* **What you should do**: Give the data below again exactly as it stands. Omit the pictures.

____________

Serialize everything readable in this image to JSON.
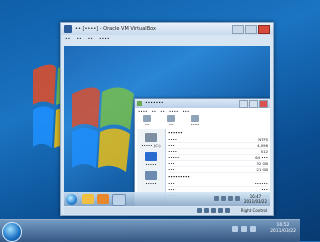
{
  "colors": {
    "desktop": "#1b74c2",
    "vbox_chrome": "#d8e6f4",
    "accent": "#2a6bd0",
    "close": "#d64b3a"
  },
  "vbox": {
    "title": "•• [••••] - Oracle VM VirtualBox",
    "menu": [
      "••",
      "••",
      "••",
      "••••"
    ],
    "host_key": "Right Control"
  },
  "file_system": {
    "title": "•••••••",
    "menu": [
      "••••",
      "••",
      "••",
      "••••",
      "•••"
    ],
    "toolbar": [
      "••",
      "••",
      "••••"
    ],
    "left_items": [
      {
        "label": "••••• (C:)",
        "icon": "drive-icon"
      },
      {
        "label": "•••••",
        "icon": "disk-icon",
        "selected": true
      },
      {
        "label": "•••••",
        "icon": "network-drive-icon"
      }
    ],
    "section1_title": "••••••",
    "section1_rows": [
      {
        "name": "••••",
        "value": "NTFS"
      },
      {
        "name": "•••",
        "value": "4,096"
      },
      {
        "name": "••••",
        "value": "512"
      },
      {
        "name": "•••••",
        "value": "64 •••"
      },
      {
        "name": "•••",
        "value": "32 GB"
      },
      {
        "name": "•••",
        "value": "21 GB"
      }
    ],
    "section2_title": "•••••••••",
    "section2_rows": [
      {
        "name": "•••",
        "value": "••••••"
      },
      {
        "name": "•••",
        "value": "•••"
      },
      {
        "name": "•••",
        "value": "••••"
      }
    ]
  },
  "guest_taskbar": {
    "time": "16:47",
    "date": "2011/03/22"
  },
  "host_taskbar": {
    "time": "16:52",
    "date": "2011/03/22"
  }
}
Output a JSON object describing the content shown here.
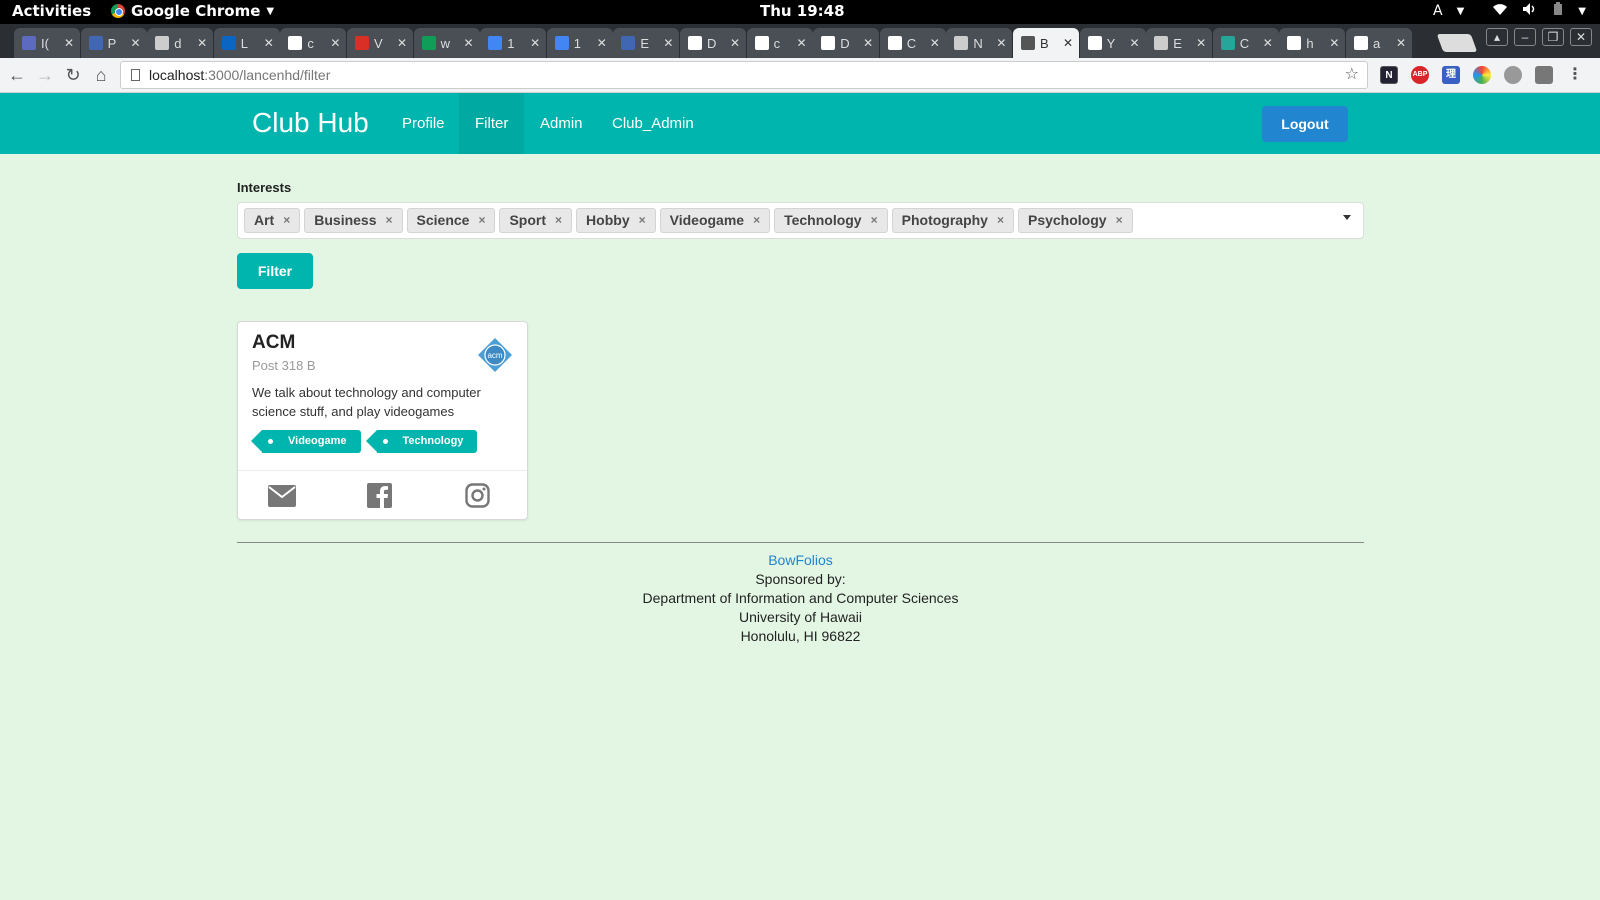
{
  "system_bar": {
    "activities": "Activities",
    "app_name": "Google Chrome",
    "clock": "Thu 19:48",
    "input_indicator": "A"
  },
  "browser": {
    "tabs": [
      {
        "label": "I(",
        "icon": "list-icon",
        "color": "#5c6bc0"
      },
      {
        "label": "P",
        "icon": "square-icon",
        "color": "#4267b2"
      },
      {
        "label": "d",
        "icon": "page-icon",
        "color": "#cccccc"
      },
      {
        "label": "L",
        "icon": "linkedin-icon",
        "color": "#0a66c2"
      },
      {
        "label": "c",
        "icon": "google-icon",
        "color": "#ffffff"
      },
      {
        "label": "V",
        "icon": "gmail-icon",
        "color": "#d93025"
      },
      {
        "label": "w",
        "icon": "drive-icon",
        "color": "#0f9d58"
      },
      {
        "label": "1",
        "icon": "docs-icon",
        "color": "#4285f4"
      },
      {
        "label": "1",
        "icon": "docs-icon",
        "color": "#4285f4"
      },
      {
        "label": "E",
        "icon": "square-icon",
        "color": "#4267b2"
      },
      {
        "label": "D",
        "icon": "github-icon",
        "color": "#ffffff"
      },
      {
        "label": "c",
        "icon": "github-icon",
        "color": "#ffffff"
      },
      {
        "label": "D",
        "icon": "github-icon",
        "color": "#ffffff"
      },
      {
        "label": "C",
        "icon": "github-icon",
        "color": "#ffffff"
      },
      {
        "label": "N",
        "icon": "page-icon",
        "color": "#cccccc"
      },
      {
        "label": "B",
        "icon": "page-icon",
        "color": "#555555",
        "active": true
      },
      {
        "label": "Y",
        "icon": "github-icon",
        "color": "#ffffff"
      },
      {
        "label": "E",
        "icon": "page-icon",
        "color": "#cccccc"
      },
      {
        "label": "C",
        "icon": "s-icon",
        "color": "#26a69a"
      },
      {
        "label": "h",
        "icon": "google-icon",
        "color": "#ffffff"
      },
      {
        "label": "a",
        "icon": "google-icon",
        "color": "#ffffff"
      }
    ],
    "url_host": "localhost",
    "url_path": ":3000/lancenhd/filter"
  },
  "app": {
    "brand": "Club Hub",
    "nav": [
      {
        "label": "Profile"
      },
      {
        "label": "Filter",
        "active": true
      },
      {
        "label": "Admin"
      },
      {
        "label": "Club_Admin"
      }
    ],
    "logout_label": "Logout",
    "accent_color": "#00b5ad",
    "primary_color": "#2185d0"
  },
  "filter_form": {
    "interests_label": "Interests",
    "selected_interests": [
      "Art",
      "Business",
      "Science",
      "Sport",
      "Hobby",
      "Videogame",
      "Technology",
      "Photography",
      "Psychology"
    ],
    "remove_glyph": "×",
    "submit_label": "Filter"
  },
  "club_card": {
    "name": "ACM",
    "location": "Post 318 B",
    "logo_text": "acm",
    "description": "We talk about technology and computer science stuff, and play videogames",
    "tags": [
      "Videogame",
      "Technology"
    ],
    "contact_icons": [
      "email-icon",
      "facebook-icon",
      "instagram-icon"
    ]
  },
  "footer": {
    "link": "BowFolios",
    "line1": "Sponsored by:",
    "line2": "Department of Information and Computer Sciences",
    "line3": "University of Hawaii",
    "line4": "Honolulu, HI 96822"
  }
}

____________

* **Response for this exercise**:
Serialize everything readable in this image to JSON.
{
  "colors": {
    "desktop": "#1b74c2",
    "vbox_chrome": "#d8e6f4",
    "accent": "#2a6bd0",
    "close": "#d64b3a"
  },
  "vbox": {
    "title": "•• [••••] - Oracle VM VirtualBox",
    "menu": [
      "••",
      "••",
      "••",
      "••••"
    ],
    "host_key": "Right Control"
  },
  "file_system": {
    "title": "•••••••",
    "menu": [
      "••••",
      "••",
      "••",
      "••••",
      "•••"
    ],
    "toolbar": [
      "••",
      "••",
      "••••"
    ],
    "left_items": [
      {
        "label": "••••• (C:)",
        "icon": "drive-icon"
      },
      {
        "label": "•••••",
        "icon": "disk-icon",
        "selected": true
      },
      {
        "label": "•••••",
        "icon": "network-drive-icon"
      }
    ],
    "section1_title": "••••••",
    "section1_rows": [
      {
        "name": "••••",
        "value": "NTFS"
      },
      {
        "name": "•••",
        "value": "4,096"
      },
      {
        "name": "••••",
        "value": "512"
      },
      {
        "name": "•••••",
        "value": "64 •••"
      },
      {
        "name": "•••",
        "value": "32 GB"
      },
      {
        "name": "•••",
        "value": "21 GB"
      }
    ],
    "section2_title": "•••••••••",
    "section2_rows": [
      {
        "name": "•••",
        "value": "••••••"
      },
      {
        "name": "•••",
        "value": "•••"
      },
      {
        "name": "•••",
        "value": "••••"
      }
    ]
  },
  "guest_taskbar": {
    "time": "16:47",
    "date": "2011/03/22"
  },
  "host_taskbar": {
    "time": "16:52",
    "date": "2011/03/22"
  }
}
Output a JSON object describing the content shown here.
{
  "system_bar": {
    "activities": "Activities",
    "app_name": "Google Chrome",
    "clock": "Thu 19:48",
    "input_indicator": "A"
  },
  "browser": {
    "tabs": [
      {
        "label": "I(",
        "icon": "list-icon",
        "color": "#5c6bc0"
      },
      {
        "label": "P",
        "icon": "square-icon",
        "color": "#4267b2"
      },
      {
        "label": "d",
        "icon": "page-icon",
        "color": "#cccccc"
      },
      {
        "label": "L",
        "icon": "linkedin-icon",
        "color": "#0a66c2"
      },
      {
        "label": "c",
        "icon": "google-icon",
        "color": "#ffffff"
      },
      {
        "label": "V",
        "icon": "gmail-icon",
        "color": "#d93025"
      },
      {
        "label": "w",
        "icon": "drive-icon",
        "color": "#0f9d58"
      },
      {
        "label": "1",
        "icon": "docs-icon",
        "color": "#4285f4"
      },
      {
        "label": "1",
        "icon": "docs-icon",
        "color": "#4285f4"
      },
      {
        "label": "E",
        "icon": "square-icon",
        "color": "#4267b2"
      },
      {
        "label": "D",
        "icon": "github-icon",
        "color": "#ffffff"
      },
      {
        "label": "c",
        "icon": "github-icon",
        "color": "#ffffff"
      },
      {
        "label": "D",
        "icon": "github-icon",
        "color": "#ffffff"
      },
      {
        "label": "C",
        "icon": "github-icon",
        "color": "#ffffff"
      },
      {
        "label": "N",
        "icon": "page-icon",
        "color": "#cccccc"
      },
      {
        "label": "B",
        "icon": "page-icon",
        "color": "#555555",
        "active": true
      },
      {
        "label": "Y",
        "icon": "github-icon",
        "color": "#ffffff"
      },
      {
        "label": "E",
        "icon": "page-icon",
        "color": "#cccccc"
      },
      {
        "label": "C",
        "icon": "s-icon",
        "color": "#26a69a"
      },
      {
        "label": "h",
        "icon": "google-icon",
        "color": "#ffffff"
      },
      {
        "label": "a",
        "icon": "google-icon",
        "color": "#ffffff"
      }
    ],
    "url_host": "localhost",
    "url_path": ":3000/lancenhd/filter"
  },
  "app": {
    "brand": "Club Hub",
    "nav": [
      {
        "label": "Profile"
      },
      {
        "label": "Filter",
        "active": true
      },
      {
        "label": "Admin"
      },
      {
        "label": "Club_Admin"
      }
    ],
    "logout_label": "Logout",
    "accent_color": "#00b5ad",
    "primary_color": "#2185d0"
  },
  "filter_form": {
    "interests_label": "Interests",
    "selected_interests": [
      "Art",
      "Business",
      "Science",
      "Sport",
      "Hobby",
      "Videogame",
      "Technology",
      "Photography",
      "Psychology"
    ],
    "remove_glyph": "×",
    "submit_label": "Filter"
  },
  "club_card": {
    "name": "ACM",
    "location": "Post 318 B",
    "logo_text": "acm",
    "description": "We talk about technology and computer science stuff, and play videogames",
    "tags": [
      "Videogame",
      "Technology"
    ],
    "contact_icons": [
      "email-icon",
      "facebook-icon",
      "instagram-icon"
    ]
  },
  "footer": {
    "link": "BowFolios",
    "line1": "Sponsored by:",
    "line2": "Department of Information and Computer Sciences",
    "line3": "University of Hawaii",
    "line4": "Honolulu, HI 96822"
  }
}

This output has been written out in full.